» **GOAL**
Transcribe the records that follow exactly. Skip the pictures.

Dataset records
########################################

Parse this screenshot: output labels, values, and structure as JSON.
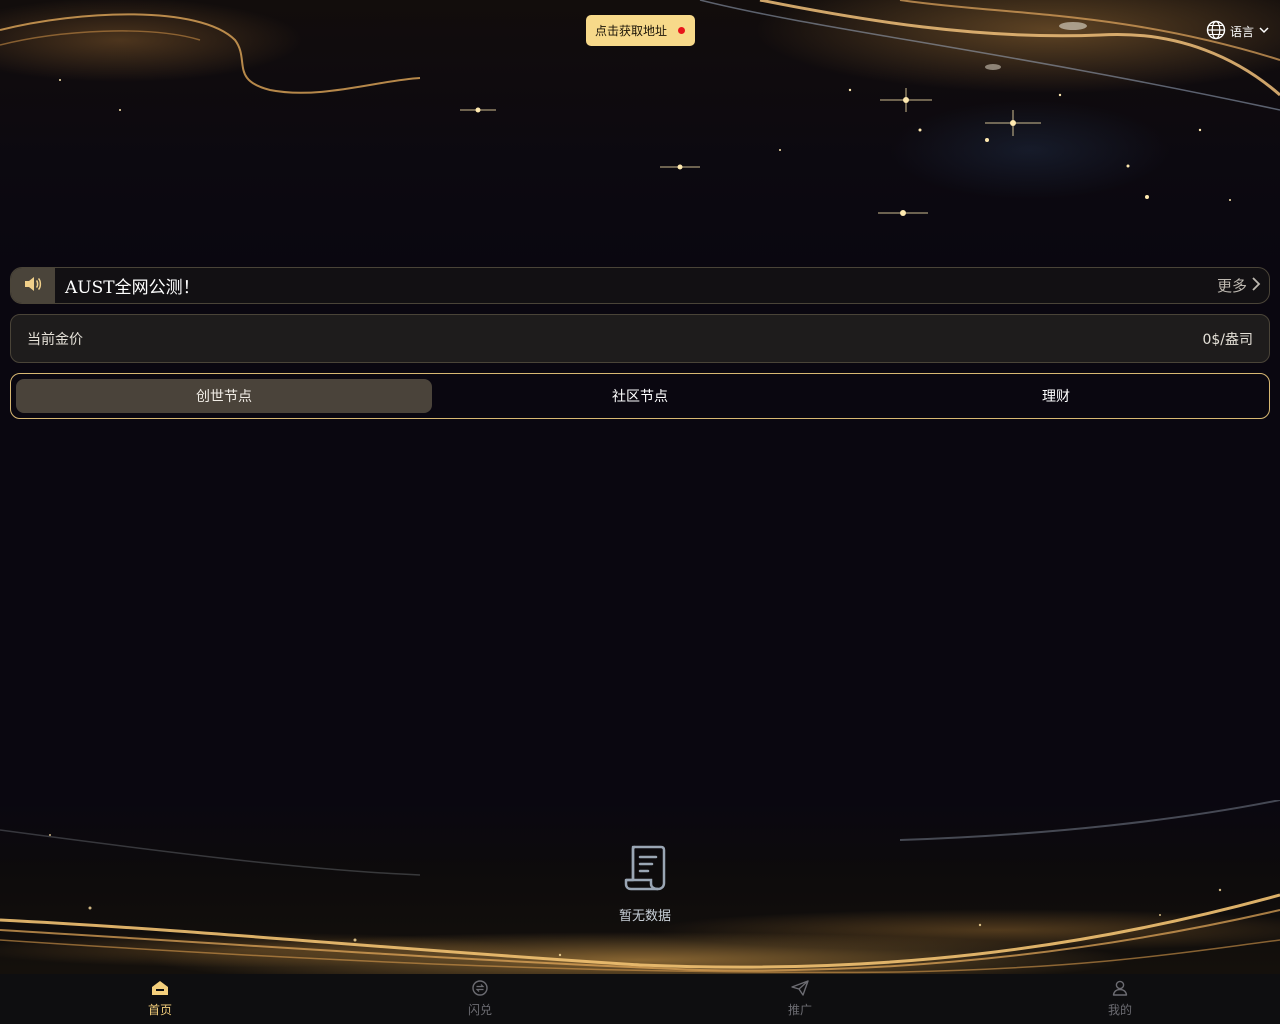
{
  "header": {
    "address_button": "点击获取地址",
    "language_label": "语言"
  },
  "notice": {
    "text": "AUST全网公测！",
    "more_label": "更多"
  },
  "gold_price": {
    "label": "当前金价",
    "value": "0$/盎司"
  },
  "tabs": [
    {
      "label": "创世节点",
      "active": true
    },
    {
      "label": "社区节点",
      "active": false
    },
    {
      "label": "理财",
      "active": false
    }
  ],
  "empty_state": {
    "text": "暂无数据"
  },
  "bottom_nav": [
    {
      "label": "首页",
      "icon": "home-icon",
      "active": true
    },
    {
      "label": "闪兑",
      "icon": "swap-icon",
      "active": false
    },
    {
      "label": "推广",
      "icon": "send-icon",
      "active": false
    },
    {
      "label": "我的",
      "icon": "user-icon",
      "active": false
    }
  ],
  "colors": {
    "accent_gold": "#f7d98a",
    "active_nav": "#f4cf7c",
    "tab_border": "#d8b873",
    "status_dot": "#e8141a",
    "background": "#0a0710"
  }
}
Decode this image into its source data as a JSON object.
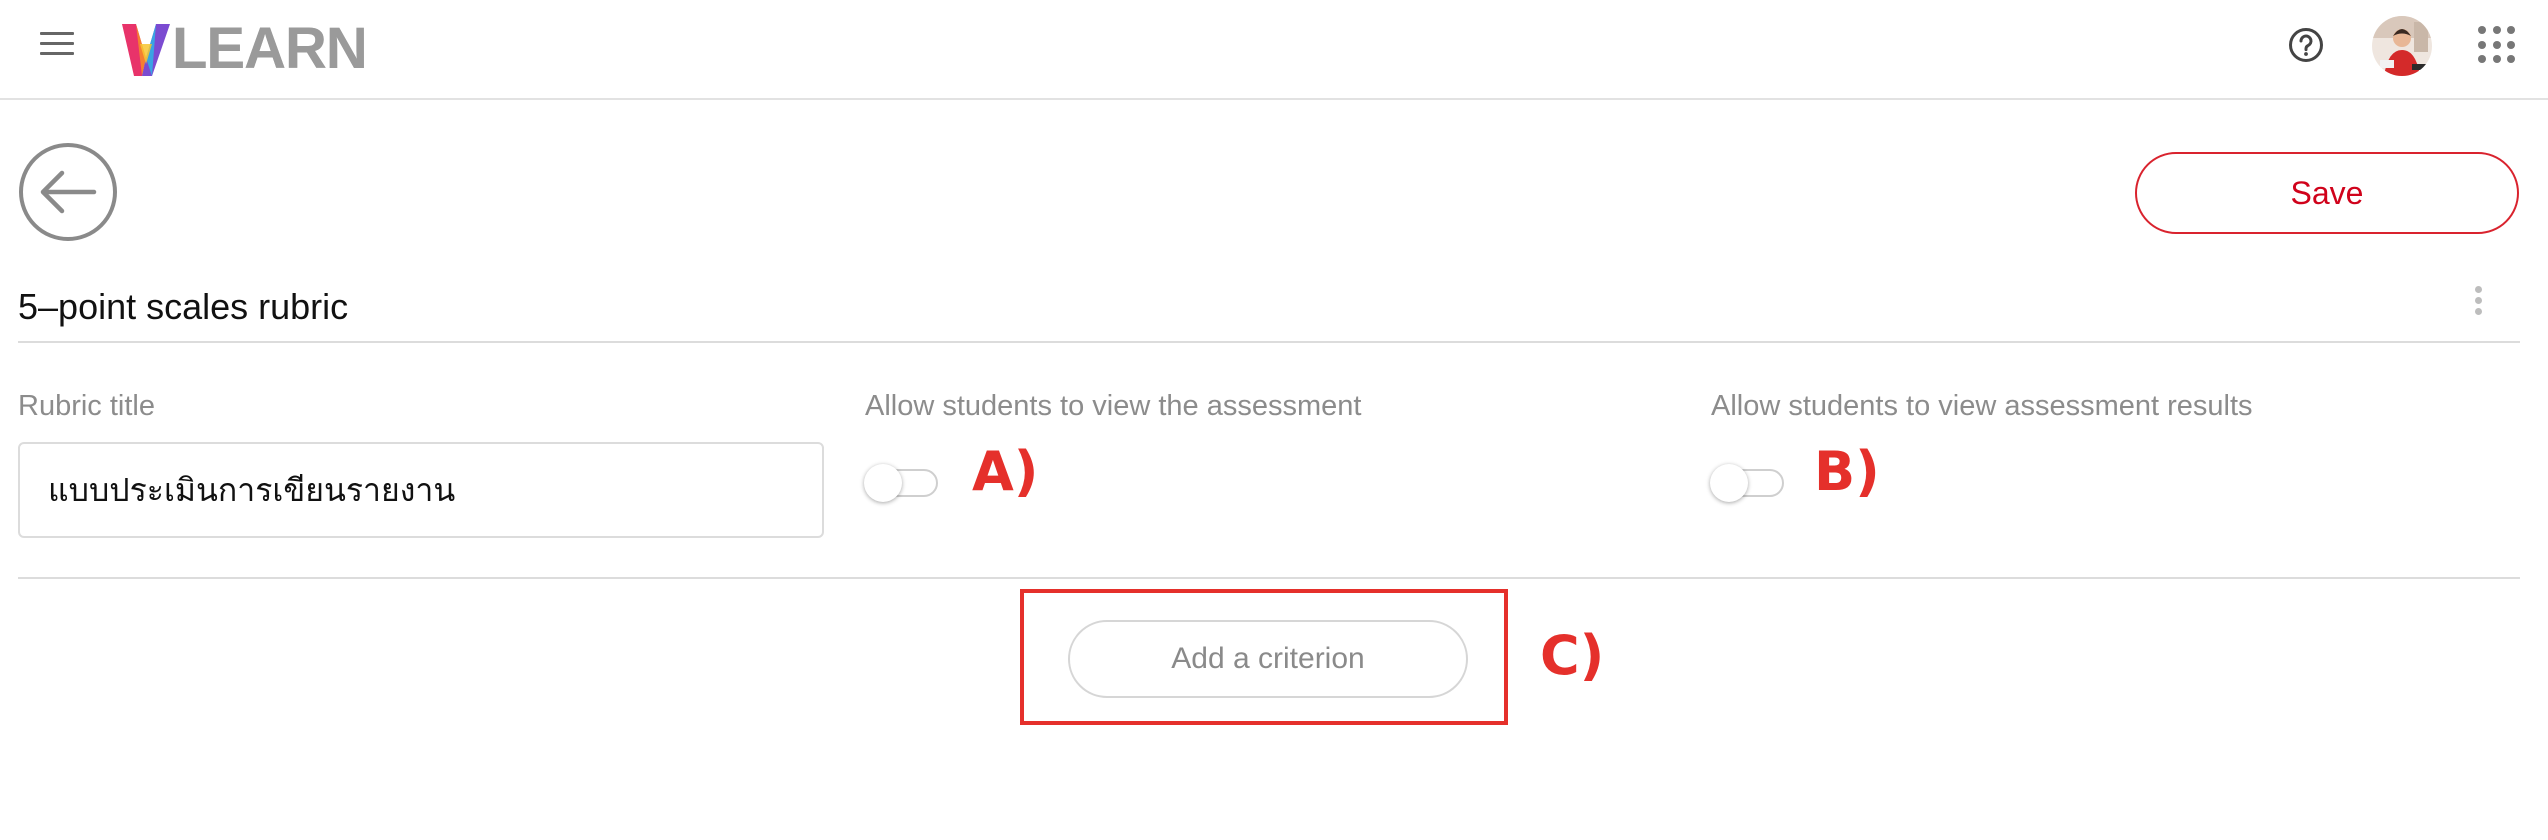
{
  "header": {
    "menu_icon": "hamburger-menu-icon",
    "logo_text": "LEARN",
    "logo_icon": "v-logo-mark",
    "help_icon": "question-circle-icon",
    "apps_icon": "apps-grid-icon"
  },
  "toolbar": {
    "back_icon": "arrow-left-circle-icon",
    "save_label": "Save",
    "more_icon": "vertical-dots-icon"
  },
  "rubric": {
    "name": "5–point scales rubric",
    "title_label": "Rubric title",
    "title_value": "แบบประเมินการเขียนรายงาน",
    "view_assessment_label": "Allow students to view the assessment",
    "view_assessment_enabled": false,
    "view_results_label": "Allow students to view assessment results",
    "view_results_enabled": false,
    "add_criterion_label": "Add a criterion"
  },
  "annotations": {
    "a": "A)",
    "b": "B)",
    "c": "C)"
  },
  "colors": {
    "accent": "#d0021b",
    "annotation": "#e5302b",
    "muted_text": "#8c8c8c",
    "divider": "#dcdcdc"
  }
}
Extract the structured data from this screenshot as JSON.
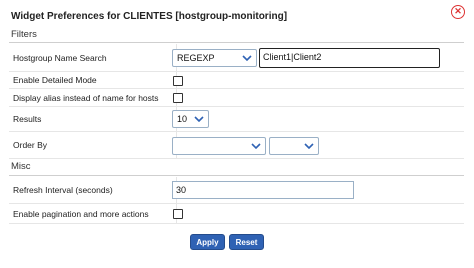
{
  "dialog": {
    "title": "Widget Preferences for CLIENTES [hostgroup-monitoring]",
    "close_icon": "close-circle-icon",
    "close_glyph": "✕"
  },
  "sections": {
    "filters": "Filters",
    "misc": "Misc"
  },
  "fields": {
    "hostgroup_name_search": {
      "label": "Hostgroup Name Search",
      "operator": "REGEXP",
      "value": "Client1|Client2"
    },
    "enable_detailed_mode": {
      "label": "Enable Detailed Mode",
      "checked": false
    },
    "display_alias": {
      "label": "Display alias instead of name for hosts",
      "checked": false
    },
    "results": {
      "label": "Results",
      "value": "10"
    },
    "order_by": {
      "label": "Order By",
      "field_value": "",
      "direction_value": ""
    },
    "refresh_interval": {
      "label": "Refresh Interval (seconds)",
      "value": "30"
    },
    "enable_pagination": {
      "label": "Enable pagination and more actions",
      "checked": false
    }
  },
  "buttons": {
    "apply": "Apply",
    "reset": "Reset"
  },
  "colors": {
    "accent": "#2f62b4",
    "close": "#dd3333"
  }
}
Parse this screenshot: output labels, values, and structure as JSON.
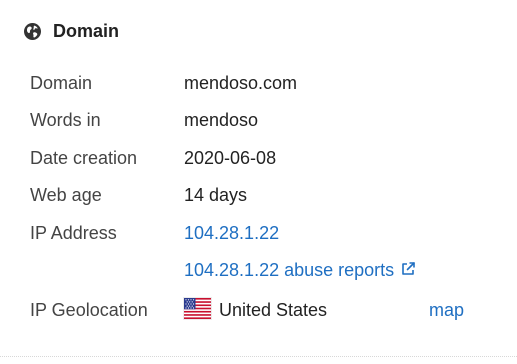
{
  "header": {
    "title": "Domain",
    "icon": "globe-icon"
  },
  "rows": {
    "domain": {
      "label": "Domain",
      "value": "mendoso.com"
    },
    "words_in": {
      "label": "Words in",
      "value": "mendoso"
    },
    "date_creation": {
      "label": "Date creation",
      "value": "2020-06-08"
    },
    "web_age": {
      "label": "Web age",
      "value": "14 days"
    },
    "ip_address": {
      "label": "IP Address",
      "value": "104.28.1.22"
    },
    "abuse": {
      "value": "104.28.1.22 abuse reports",
      "icon": "external-link-icon"
    },
    "geolocation": {
      "label": "IP Geolocation",
      "value": "United States",
      "flag": "us-flag-icon",
      "map_label": "map"
    }
  },
  "colors": {
    "link": "#1f6fc2",
    "label": "#444444",
    "text": "#222222"
  }
}
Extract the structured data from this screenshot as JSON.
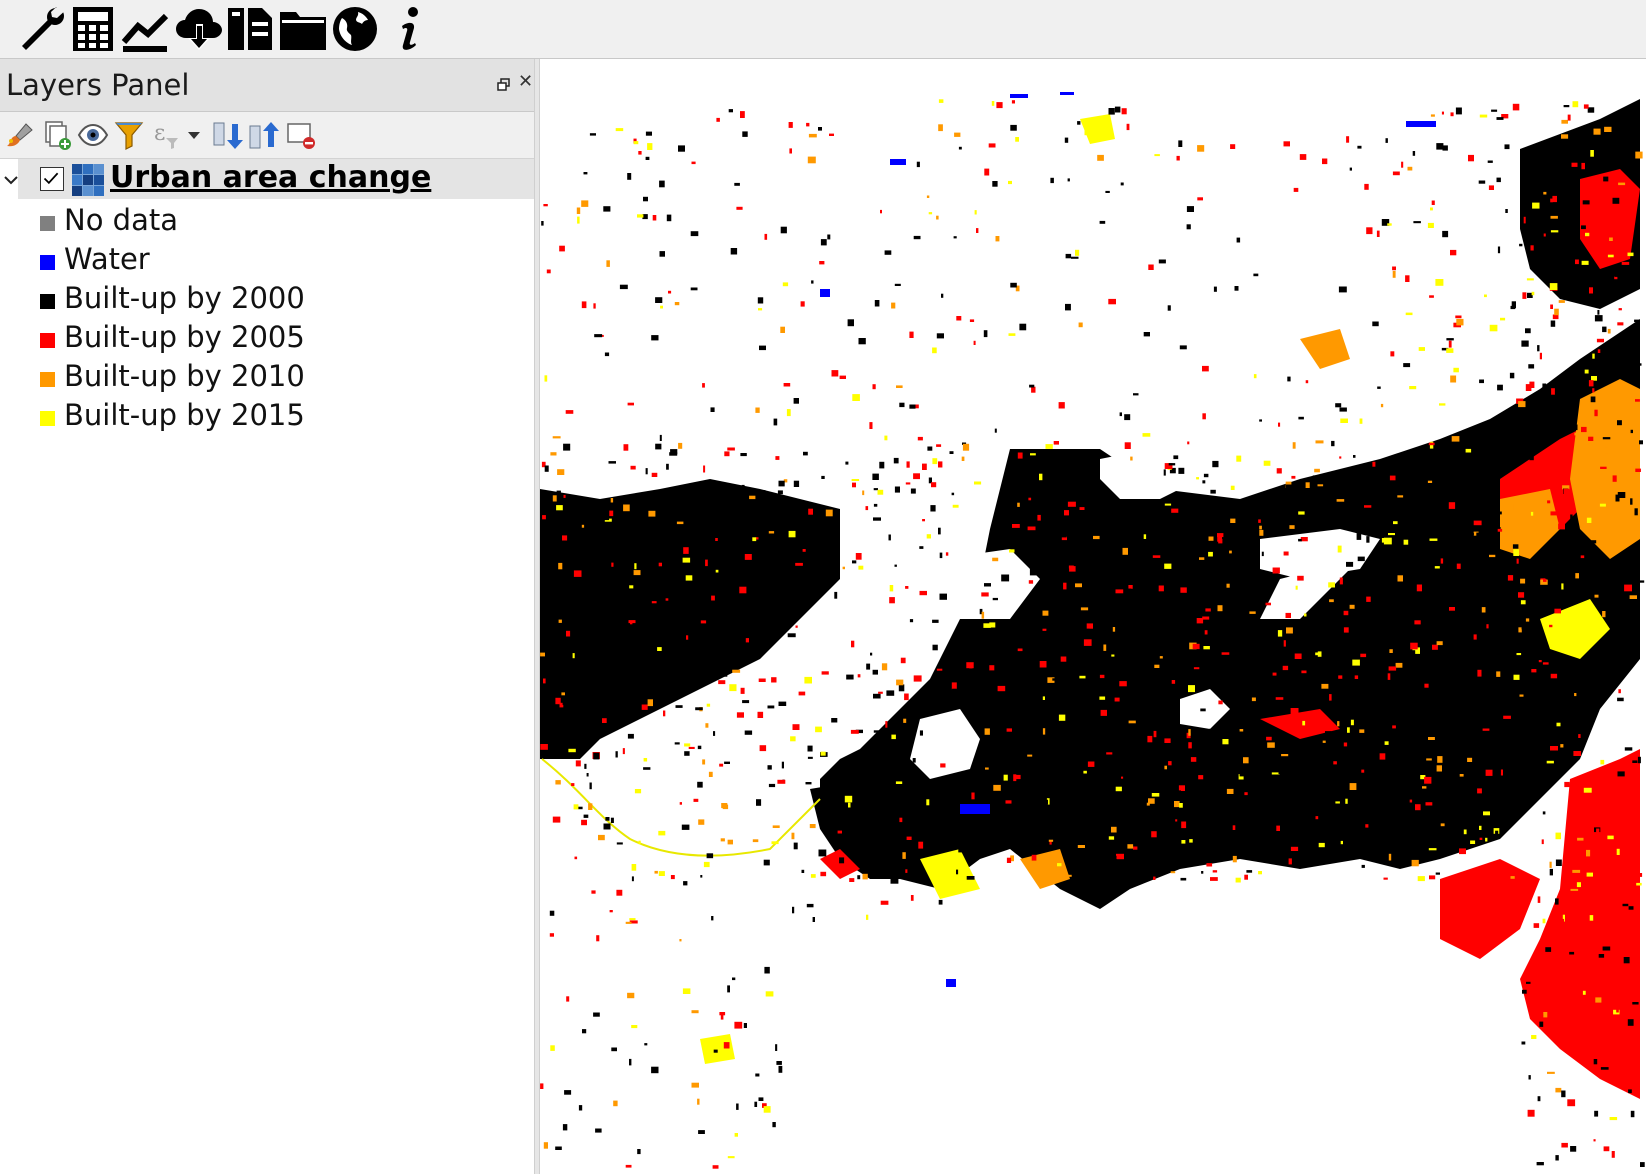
{
  "toolbar": {
    "tools": [
      {
        "icon": "wrench-icon"
      },
      {
        "icon": "calculator-icon"
      },
      {
        "icon": "line-chart-icon"
      },
      {
        "icon": "cloud-download-icon"
      },
      {
        "icon": "layout-icon"
      },
      {
        "icon": "folder-icon"
      },
      {
        "icon": "globe-icon"
      },
      {
        "icon": "info-icon"
      }
    ]
  },
  "layers_panel": {
    "title": "Layers Panel",
    "toolbar_icons": [
      "style-brush-icon",
      "add-group-icon",
      "visibility-eye-icon",
      "filter-icon",
      "expression-filter-icon",
      "dropdown-arrow-icon",
      "expand-all-icon",
      "collapse-all-icon",
      "remove-layer-icon"
    ],
    "layer": {
      "name": "Urban area change",
      "checked": true,
      "expanded": true,
      "legend": [
        {
          "label": "No data",
          "color": "#808080"
        },
        {
          "label": "Water",
          "color": "#0000ff"
        },
        {
          "label": "Built-up by 2000",
          "color": "#000000"
        },
        {
          "label": "Built-up by 2005",
          "color": "#ff0000"
        },
        {
          "label": "Built-up by 2010",
          "color": "#ff9900"
        },
        {
          "label": "Built-up by 2015",
          "color": "#ffff00"
        }
      ]
    }
  },
  "map": {
    "background": "#ffffff"
  }
}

########################################

» **THE SOLUTION**
Parse this screenshot: output labels, values, and structure as JSON.
{
  "header": {
    "address_button": "点击获取地址",
    "language_label": "语言"
  },
  "notice": {
    "text": "AUST全网公测！",
    "more_label": "更多"
  },
  "gold_price": {
    "label": "当前金价",
    "value": "0$/盎司"
  },
  "tabs": [
    {
      "label": "创世节点",
      "active": true
    },
    {
      "label": "社区节点",
      "active": false
    },
    {
      "label": "理财",
      "active": false
    }
  ],
  "empty_state": {
    "text": "暂无数据"
  },
  "bottom_nav": [
    {
      "label": "首页",
      "icon": "home-icon",
      "active": true
    },
    {
      "label": "闪兑",
      "icon": "swap-icon",
      "active": false
    },
    {
      "label": "推广",
      "icon": "send-icon",
      "active": false
    },
    {
      "label": "我的",
      "icon": "user-icon",
      "active": false
    }
  ],
  "colors": {
    "accent_gold": "#f7d98a",
    "active_nav": "#f4cf7c",
    "tab_border": "#d8b873",
    "status_dot": "#e8141a",
    "background": "#0a0710"
  }
}
Decode this image into its source data as a JSON object.
{
  "header": {
    "menu_icon": "hamburger-menu-icon",
    "logo_text": "LEARN",
    "logo_icon": "v-logo-mark",
    "help_icon": "question-circle-icon",
    "apps_icon": "apps-grid-icon"
  },
  "toolbar": {
    "back_icon": "arrow-left-circle-icon",
    "save_label": "Save",
    "more_icon": "vertical-dots-icon"
  },
  "rubric": {
    "name": "5–point scales rubric",
    "title_label": "Rubric title",
    "title_value": "แบบประเมินการเขียนรายงาน",
    "view_assessment_label": "Allow students to view the assessment",
    "view_assessment_enabled": false,
    "view_results_label": "Allow students to view assessment results",
    "view_results_enabled": false,
    "add_criterion_label": "Add a criterion"
  },
  "annotations": {
    "a": "A)",
    "b": "B)",
    "c": "C)"
  },
  "colors": {
    "accent": "#d0021b",
    "annotation": "#e5302b",
    "muted_text": "#8c8c8c",
    "divider": "#dcdcdc"
  }
}
Extract the structured data from this screenshot as JSON.
{
  "dialog": {
    "title": "Widget Preferences for CLIENTES [hostgroup-monitoring]",
    "close_icon": "close-circle-icon",
    "close_glyph": "✕"
  },
  "sections": {
    "filters": "Filters",
    "misc": "Misc"
  },
  "fields": {
    "hostgroup_name_search": {
      "label": "Hostgroup Name Search",
      "operator": "REGEXP",
      "value": "Client1|Client2"
    },
    "enable_detailed_mode": {
      "label": "Enable Detailed Mode",
      "checked": false
    },
    "display_alias": {
      "label": "Display alias instead of name for hosts",
      "checked": false
    },
    "results": {
      "label": "Results",
      "value": "10"
    },
    "order_by": {
      "label": "Order By",
      "field_value": "",
      "direction_value": ""
    },
    "refresh_interval": {
      "label": "Refresh Interval (seconds)",
      "value": "30"
    },
    "enable_pagination": {
      "label": "Enable pagination and more actions",
      "checked": false
    }
  },
  "buttons": {
    "apply": "Apply",
    "reset": "Reset"
  },
  "colors": {
    "accent": "#2f62b4",
    "close": "#dd3333"
  }
}
Parse this screenshot: output labels, values, and structure as JSON.
{
  "header": {
    "title": "Domain",
    "icon": "globe-icon"
  },
  "rows": {
    "domain": {
      "label": "Domain",
      "value": "mendoso.com"
    },
    "words_in": {
      "label": "Words in",
      "value": "mendoso"
    },
    "date_creation": {
      "label": "Date creation",
      "value": "2020-06-08"
    },
    "web_age": {
      "label": "Web age",
      "value": "14 days"
    },
    "ip_address": {
      "label": "IP Address",
      "value": "104.28.1.22"
    },
    "abuse": {
      "value": "104.28.1.22 abuse reports",
      "icon": "external-link-icon"
    },
    "geolocation": {
      "label": "IP Geolocation",
      "value": "United States",
      "flag": "us-flag-icon",
      "map_label": "map"
    }
  },
  "colors": {
    "link": "#1f6fc2",
    "label": "#444444",
    "text": "#222222"
  }
}
Extract the structured data from this screenshot as JSON.
{
  "toolbar": {
    "tools": [
      {
        "icon": "wrench-icon"
      },
      {
        "icon": "calculator-icon"
      },
      {
        "icon": "line-chart-icon"
      },
      {
        "icon": "cloud-download-icon"
      },
      {
        "icon": "layout-icon"
      },
      {
        "icon": "folder-icon"
      },
      {
        "icon": "globe-icon"
      },
      {
        "icon": "info-icon"
      }
    ]
  },
  "layers_panel": {
    "title": "Layers Panel",
    "toolbar_icons": [
      "style-brush-icon",
      "add-group-icon",
      "visibility-eye-icon",
      "filter-icon",
      "expression-filter-icon",
      "dropdown-arrow-icon",
      "expand-all-icon",
      "collapse-all-icon",
      "remove-layer-icon"
    ],
    "layer": {
      "name": "Urban area change",
      "checked": true,
      "expanded": true,
      "legend": [
        {
          "label": "No data",
          "color": "#808080"
        },
        {
          "label": "Water",
          "color": "#0000ff"
        },
        {
          "label": "Built-up by 2000",
          "color": "#000000"
        },
        {
          "label": "Built-up by 2005",
          "color": "#ff0000"
        },
        {
          "label": "Built-up by 2010",
          "color": "#ff9900"
        },
        {
          "label": "Built-up by 2015",
          "color": "#ffff00"
        }
      ]
    }
  },
  "map": {
    "background": "#ffffff"
  }
}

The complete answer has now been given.